### What is being asked:
Omit all pictures. Copy the rest of the material exactly.
───── Entries provided ─────
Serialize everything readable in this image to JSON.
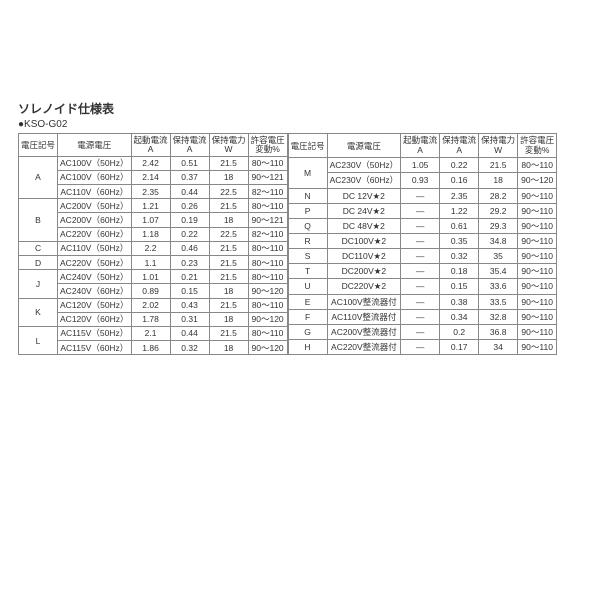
{
  "title": "ソレノイド仕様表",
  "subtitle": "●KSO-G02",
  "headers": [
    "電圧記号",
    "電源電圧",
    "起動電流\nA",
    "保持電流\nA",
    "保持電力\nW",
    "許容電圧\n変動%"
  ],
  "left": [
    {
      "code": "A",
      "rows": [
        [
          "AC100V（50Hz）",
          "2.42",
          "0.51",
          "21.5",
          "80～110"
        ],
        [
          "AC100V（60Hz）",
          "2.14",
          "0.37",
          "18",
          "90～121"
        ],
        [
          "AC110V（60Hz）",
          "2.35",
          "0.44",
          "22.5",
          "82～110"
        ]
      ]
    },
    {
      "code": "B",
      "rows": [
        [
          "AC200V（50Hz）",
          "1.21",
          "0.26",
          "21.5",
          "80～110"
        ],
        [
          "AC200V（60Hz）",
          "1.07",
          "0.19",
          "18",
          "90～121"
        ],
        [
          "AC220V（60Hz）",
          "1.18",
          "0.22",
          "22.5",
          "82～110"
        ]
      ]
    },
    {
      "code": "C",
      "rows": [
        [
          "AC110V（50Hz）",
          "2.2",
          "0.46",
          "21.5",
          "80～110"
        ]
      ]
    },
    {
      "code": "D",
      "rows": [
        [
          "AC220V（50Hz）",
          "1.1",
          "0.23",
          "21.5",
          "80～110"
        ]
      ]
    },
    {
      "code": "J",
      "rows": [
        [
          "AC240V（50Hz）",
          "1.01",
          "0.21",
          "21.5",
          "80～110"
        ],
        [
          "AC240V（60Hz）",
          "0.89",
          "0.15",
          "18",
          "90～120"
        ]
      ]
    },
    {
      "code": "K",
      "rows": [
        [
          "AC120V（50Hz）",
          "2.02",
          "0.43",
          "21.5",
          "80～110"
        ],
        [
          "AC120V（60Hz）",
          "1.78",
          "0.31",
          "18",
          "90～120"
        ]
      ]
    },
    {
      "code": "L",
      "rows": [
        [
          "AC115V（50Hz）",
          "2.1",
          "0.44",
          "21.5",
          "80～110"
        ],
        [
          "AC115V（60Hz）",
          "1.86",
          "0.32",
          "18",
          "90～120"
        ]
      ]
    }
  ],
  "right": [
    {
      "code": "M",
      "rows": [
        [
          "AC230V（50Hz）",
          "1.05",
          "0.22",
          "21.5",
          "80～110"
        ],
        [
          "AC230V（60Hz）",
          "0.93",
          "0.16",
          "18",
          "90～120"
        ]
      ]
    },
    {
      "code": "N",
      "rows": [
        [
          "DC 12V★2",
          "—",
          "2.35",
          "28.2",
          "90～110"
        ]
      ]
    },
    {
      "code": "P",
      "rows": [
        [
          "DC 24V★2",
          "—",
          "1.22",
          "29.2",
          "90～110"
        ]
      ]
    },
    {
      "code": "Q",
      "rows": [
        [
          "DC 48V★2",
          "—",
          "0.61",
          "29.3",
          "90～110"
        ]
      ]
    },
    {
      "code": "R",
      "rows": [
        [
          "DC100V★2",
          "—",
          "0.35",
          "34.8",
          "90～110"
        ]
      ]
    },
    {
      "code": "S",
      "rows": [
        [
          "DC110V★2",
          "—",
          "0.32",
          "35",
          "90～110"
        ]
      ]
    },
    {
      "code": "T",
      "rows": [
        [
          "DC200V★2",
          "—",
          "0.18",
          "35.4",
          "90～110"
        ]
      ]
    },
    {
      "code": "U",
      "rows": [
        [
          "DC220V★2",
          "—",
          "0.15",
          "33.6",
          "90～110"
        ]
      ]
    },
    {
      "code": "E",
      "rows": [
        [
          "AC100V整流器付",
          "—",
          "0.38",
          "33.5",
          "90～110"
        ]
      ]
    },
    {
      "code": "F",
      "rows": [
        [
          "AC110V整流器付",
          "—",
          "0.34",
          "32.8",
          "90～110"
        ]
      ]
    },
    {
      "code": "G",
      "rows": [
        [
          "AC200V整流器付",
          "—",
          "0.2",
          "36.8",
          "90～110"
        ]
      ]
    },
    {
      "code": "H",
      "rows": [
        [
          "AC220V整流器付",
          "—",
          "0.17",
          "34",
          "90～110"
        ]
      ]
    }
  ]
}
─────
### Correct result:
Serialize everything readable in this image to JSON.
{
  "title": "ソレノイド仕様表",
  "subtitle": "●KSO-G02",
  "headers": [
    "電圧記号",
    "電源電圧",
    "起動電流\nA",
    "保持電流\nA",
    "保持電力\nW",
    "許容電圧\n変動%"
  ],
  "left": [
    {
      "code": "A",
      "rows": [
        [
          "AC100V（50Hz）",
          "2.42",
          "0.51",
          "21.5",
          "80～110"
        ],
        [
          "AC100V（60Hz）",
          "2.14",
          "0.37",
          "18",
          "90～121"
        ],
        [
          "AC110V（60Hz）",
          "2.35",
          "0.44",
          "22.5",
          "82～110"
        ]
      ]
    },
    {
      "code": "B",
      "rows": [
        [
          "AC200V（50Hz）",
          "1.21",
          "0.26",
          "21.5",
          "80～110"
        ],
        [
          "AC200V（60Hz）",
          "1.07",
          "0.19",
          "18",
          "90～121"
        ],
        [
          "AC220V（60Hz）",
          "1.18",
          "0.22",
          "22.5",
          "82～110"
        ]
      ]
    },
    {
      "code": "C",
      "rows": [
        [
          "AC110V（50Hz）",
          "2.2",
          "0.46",
          "21.5",
          "80～110"
        ]
      ]
    },
    {
      "code": "D",
      "rows": [
        [
          "AC220V（50Hz）",
          "1.1",
          "0.23",
          "21.5",
          "80～110"
        ]
      ]
    },
    {
      "code": "J",
      "rows": [
        [
          "AC240V（50Hz）",
          "1.01",
          "0.21",
          "21.5",
          "80～110"
        ],
        [
          "AC240V（60Hz）",
          "0.89",
          "0.15",
          "18",
          "90～120"
        ]
      ]
    },
    {
      "code": "K",
      "rows": [
        [
          "AC120V（50Hz）",
          "2.02",
          "0.43",
          "21.5",
          "80～110"
        ],
        [
          "AC120V（60Hz）",
          "1.78",
          "0.31",
          "18",
          "90～120"
        ]
      ]
    },
    {
      "code": "L",
      "rows": [
        [
          "AC115V（50Hz）",
          "2.1",
          "0.44",
          "21.5",
          "80～110"
        ],
        [
          "AC115V（60Hz）",
          "1.86",
          "0.32",
          "18",
          "90～120"
        ]
      ]
    }
  ],
  "right": [
    {
      "code": "M",
      "rows": [
        [
          "AC230V（50Hz）",
          "1.05",
          "0.22",
          "21.5",
          "80～110"
        ],
        [
          "AC230V（60Hz）",
          "0.93",
          "0.16",
          "18",
          "90～120"
        ]
      ]
    },
    {
      "code": "N",
      "rows": [
        [
          "DC 12V★2",
          "—",
          "2.35",
          "28.2",
          "90～110"
        ]
      ]
    },
    {
      "code": "P",
      "rows": [
        [
          "DC 24V★2",
          "—",
          "1.22",
          "29.2",
          "90～110"
        ]
      ]
    },
    {
      "code": "Q",
      "rows": [
        [
          "DC 48V★2",
          "—",
          "0.61",
          "29.3",
          "90～110"
        ]
      ]
    },
    {
      "code": "R",
      "rows": [
        [
          "DC100V★2",
          "—",
          "0.35",
          "34.8",
          "90～110"
        ]
      ]
    },
    {
      "code": "S",
      "rows": [
        [
          "DC110V★2",
          "—",
          "0.32",
          "35",
          "90～110"
        ]
      ]
    },
    {
      "code": "T",
      "rows": [
        [
          "DC200V★2",
          "—",
          "0.18",
          "35.4",
          "90～110"
        ]
      ]
    },
    {
      "code": "U",
      "rows": [
        [
          "DC220V★2",
          "—",
          "0.15",
          "33.6",
          "90～110"
        ]
      ]
    },
    {
      "code": "E",
      "rows": [
        [
          "AC100V整流器付",
          "—",
          "0.38",
          "33.5",
          "90～110"
        ]
      ]
    },
    {
      "code": "F",
      "rows": [
        [
          "AC110V整流器付",
          "—",
          "0.34",
          "32.8",
          "90～110"
        ]
      ]
    },
    {
      "code": "G",
      "rows": [
        [
          "AC200V整流器付",
          "—",
          "0.2",
          "36.8",
          "90～110"
        ]
      ]
    },
    {
      "code": "H",
      "rows": [
        [
          "AC220V整流器付",
          "—",
          "0.17",
          "34",
          "90～110"
        ]
      ]
    }
  ]
}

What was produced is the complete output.